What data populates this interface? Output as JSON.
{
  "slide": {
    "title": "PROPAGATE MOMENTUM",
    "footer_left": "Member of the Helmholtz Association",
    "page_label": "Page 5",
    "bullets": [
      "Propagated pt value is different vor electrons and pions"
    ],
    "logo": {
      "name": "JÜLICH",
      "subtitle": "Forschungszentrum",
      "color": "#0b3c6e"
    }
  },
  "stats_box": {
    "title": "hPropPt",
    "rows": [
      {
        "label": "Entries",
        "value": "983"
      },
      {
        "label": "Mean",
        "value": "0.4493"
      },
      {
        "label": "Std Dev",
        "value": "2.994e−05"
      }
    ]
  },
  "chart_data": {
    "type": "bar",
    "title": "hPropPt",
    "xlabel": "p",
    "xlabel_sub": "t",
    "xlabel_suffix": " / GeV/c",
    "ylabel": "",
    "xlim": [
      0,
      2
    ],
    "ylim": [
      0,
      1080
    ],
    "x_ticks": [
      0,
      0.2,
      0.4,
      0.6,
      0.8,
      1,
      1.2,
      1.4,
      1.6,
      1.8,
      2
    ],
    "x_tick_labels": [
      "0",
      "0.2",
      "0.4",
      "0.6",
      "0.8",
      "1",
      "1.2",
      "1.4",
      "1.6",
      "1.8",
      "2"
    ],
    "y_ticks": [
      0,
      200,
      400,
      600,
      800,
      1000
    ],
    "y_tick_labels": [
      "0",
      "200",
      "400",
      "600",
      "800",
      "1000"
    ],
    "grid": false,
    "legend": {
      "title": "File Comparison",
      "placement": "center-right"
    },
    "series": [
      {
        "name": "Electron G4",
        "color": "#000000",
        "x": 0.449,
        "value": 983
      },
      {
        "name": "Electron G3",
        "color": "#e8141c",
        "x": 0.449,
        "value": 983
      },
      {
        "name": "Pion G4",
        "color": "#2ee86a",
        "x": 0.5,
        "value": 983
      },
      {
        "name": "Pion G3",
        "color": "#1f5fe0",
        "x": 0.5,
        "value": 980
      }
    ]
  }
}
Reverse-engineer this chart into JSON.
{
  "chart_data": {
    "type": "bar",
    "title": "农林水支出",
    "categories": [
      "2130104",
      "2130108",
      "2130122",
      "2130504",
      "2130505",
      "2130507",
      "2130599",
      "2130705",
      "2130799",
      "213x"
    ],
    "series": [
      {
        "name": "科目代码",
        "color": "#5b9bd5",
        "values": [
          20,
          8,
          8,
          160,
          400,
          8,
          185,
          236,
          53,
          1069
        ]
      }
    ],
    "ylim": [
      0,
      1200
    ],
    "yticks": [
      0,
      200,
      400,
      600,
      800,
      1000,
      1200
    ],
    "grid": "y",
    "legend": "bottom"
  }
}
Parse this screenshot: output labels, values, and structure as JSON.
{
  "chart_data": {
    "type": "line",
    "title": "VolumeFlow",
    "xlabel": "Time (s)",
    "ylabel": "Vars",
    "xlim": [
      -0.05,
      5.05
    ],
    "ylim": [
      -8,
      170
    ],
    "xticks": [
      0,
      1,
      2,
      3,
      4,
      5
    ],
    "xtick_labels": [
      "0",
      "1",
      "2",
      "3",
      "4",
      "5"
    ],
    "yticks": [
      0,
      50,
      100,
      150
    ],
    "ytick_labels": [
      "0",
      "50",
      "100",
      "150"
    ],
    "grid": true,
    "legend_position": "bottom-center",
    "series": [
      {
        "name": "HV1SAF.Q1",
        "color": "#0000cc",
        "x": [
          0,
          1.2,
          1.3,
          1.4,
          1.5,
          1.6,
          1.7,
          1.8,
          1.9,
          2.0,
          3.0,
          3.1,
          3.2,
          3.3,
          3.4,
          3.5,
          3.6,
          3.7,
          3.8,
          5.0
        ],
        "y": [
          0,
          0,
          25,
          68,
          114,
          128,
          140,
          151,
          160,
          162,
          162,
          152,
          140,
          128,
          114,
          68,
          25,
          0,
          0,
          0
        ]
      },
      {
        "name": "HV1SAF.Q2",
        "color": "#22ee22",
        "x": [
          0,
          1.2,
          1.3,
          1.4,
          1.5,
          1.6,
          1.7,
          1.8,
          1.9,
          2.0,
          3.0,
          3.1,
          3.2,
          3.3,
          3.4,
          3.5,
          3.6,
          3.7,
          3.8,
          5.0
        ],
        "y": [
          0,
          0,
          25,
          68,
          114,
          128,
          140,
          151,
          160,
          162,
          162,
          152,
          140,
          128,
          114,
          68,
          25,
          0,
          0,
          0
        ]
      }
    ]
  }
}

# [What you should do]
Every record shown above must be echoed exactly.

# [Problem solution]
What data populates this interface? Output as JSON.
{
  "slide": {
    "title": "PROPAGATE MOMENTUM",
    "footer_left": "Member of the Helmholtz Association",
    "page_label": "Page 5",
    "bullets": [
      "Propagated pt value is different vor electrons and pions"
    ],
    "logo": {
      "name": "JÜLICH",
      "subtitle": "Forschungszentrum",
      "color": "#0b3c6e"
    }
  },
  "stats_box": {
    "title": "hPropPt",
    "rows": [
      {
        "label": "Entries",
        "value": "983"
      },
      {
        "label": "Mean",
        "value": "0.4493"
      },
      {
        "label": "Std Dev",
        "value": "2.994e−05"
      }
    ]
  },
  "chart_data": {
    "type": "bar",
    "title": "hPropPt",
    "xlabel": "p",
    "xlabel_sub": "t",
    "xlabel_suffix": " / GeV/c",
    "ylabel": "",
    "xlim": [
      0,
      2
    ],
    "ylim": [
      0,
      1080
    ],
    "x_ticks": [
      0,
      0.2,
      0.4,
      0.6,
      0.8,
      1,
      1.2,
      1.4,
      1.6,
      1.8,
      2
    ],
    "x_tick_labels": [
      "0",
      "0.2",
      "0.4",
      "0.6",
      "0.8",
      "1",
      "1.2",
      "1.4",
      "1.6",
      "1.8",
      "2"
    ],
    "y_ticks": [
      0,
      200,
      400,
      600,
      800,
      1000
    ],
    "y_tick_labels": [
      "0",
      "200",
      "400",
      "600",
      "800",
      "1000"
    ],
    "grid": false,
    "legend": {
      "title": "File Comparison",
      "placement": "center-right"
    },
    "series": [
      {
        "name": "Electron G4",
        "color": "#000000",
        "x": 0.449,
        "value": 983
      },
      {
        "name": "Electron G3",
        "color": "#e8141c",
        "x": 0.449,
        "value": 983
      },
      {
        "name": "Pion G4",
        "color": "#2ee86a",
        "x": 0.5,
        "value": 983
      },
      {
        "name": "Pion G3",
        "color": "#1f5fe0",
        "x": 0.5,
        "value": 980
      }
    ]
  }
}
Reverse-engineer this chart into JSON.
{
  "chart_data": {
    "type": "bar",
    "title": "农林水支出",
    "categories": [
      "2130104",
      "2130108",
      "2130122",
      "2130504",
      "2130505",
      "2130507",
      "2130599",
      "2130705",
      "2130799",
      "213x"
    ],
    "series": [
      {
        "name": "科目代码",
        "color": "#5b9bd5",
        "values": [
          20,
          8,
          8,
          160,
          400,
          8,
          185,
          236,
          53,
          1069
        ]
      }
    ],
    "ylim": [
      0,
      1200
    ],
    "yticks": [
      0,
      200,
      400,
      600,
      800,
      1000,
      1200
    ],
    "grid": "y",
    "legend": "bottom"
  }
}
Parse this screenshot: output labels, values, and structure as JSON.
{
  "chart_data": {
    "type": "line",
    "title": "VolumeFlow",
    "xlabel": "Time (s)",
    "ylabel": "Vars",
    "xlim": [
      -0.05,
      5.05
    ],
    "ylim": [
      -8,
      170
    ],
    "xticks": [
      0,
      1,
      2,
      3,
      4,
      5
    ],
    "xtick_labels": [
      "0",
      "1",
      "2",
      "3",
      "4",
      "5"
    ],
    "yticks": [
      0,
      50,
      100,
      150
    ],
    "ytick_labels": [
      "0",
      "50",
      "100",
      "150"
    ],
    "grid": true,
    "legend_position": "bottom-center",
    "series": [
      {
        "name": "HV1SAF.Q1",
        "color": "#0000cc",
        "x": [
          0,
          1.2,
          1.3,
          1.4,
          1.5,
          1.6,
          1.7,
          1.8,
          1.9,
          2.0,
          3.0,
          3.1,
          3.2,
          3.3,
          3.4,
          3.5,
          3.6,
          3.7,
          3.8,
          5.0
        ],
        "y": [
          0,
          0,
          25,
          68,
          114,
          128,
          140,
          151,
          160,
          162,
          162,
          152,
          140,
          128,
          114,
          68,
          25,
          0,
          0,
          0
        ]
      },
      {
        "name": "HV1SAF.Q2",
        "color": "#22ee22",
        "x": [
          0,
          1.2,
          1.3,
          1.4,
          1.5,
          1.6,
          1.7,
          1.8,
          1.9,
          2.0,
          3.0,
          3.1,
          3.2,
          3.3,
          3.4,
          3.5,
          3.6,
          3.7,
          3.8,
          5.0
        ],
        "y": [
          0,
          0,
          25,
          68,
          114,
          128,
          140,
          151,
          160,
          162,
          162,
          152,
          140,
          128,
          114,
          68,
          25,
          0,
          0,
          0
        ]
      }
    ]
  }
}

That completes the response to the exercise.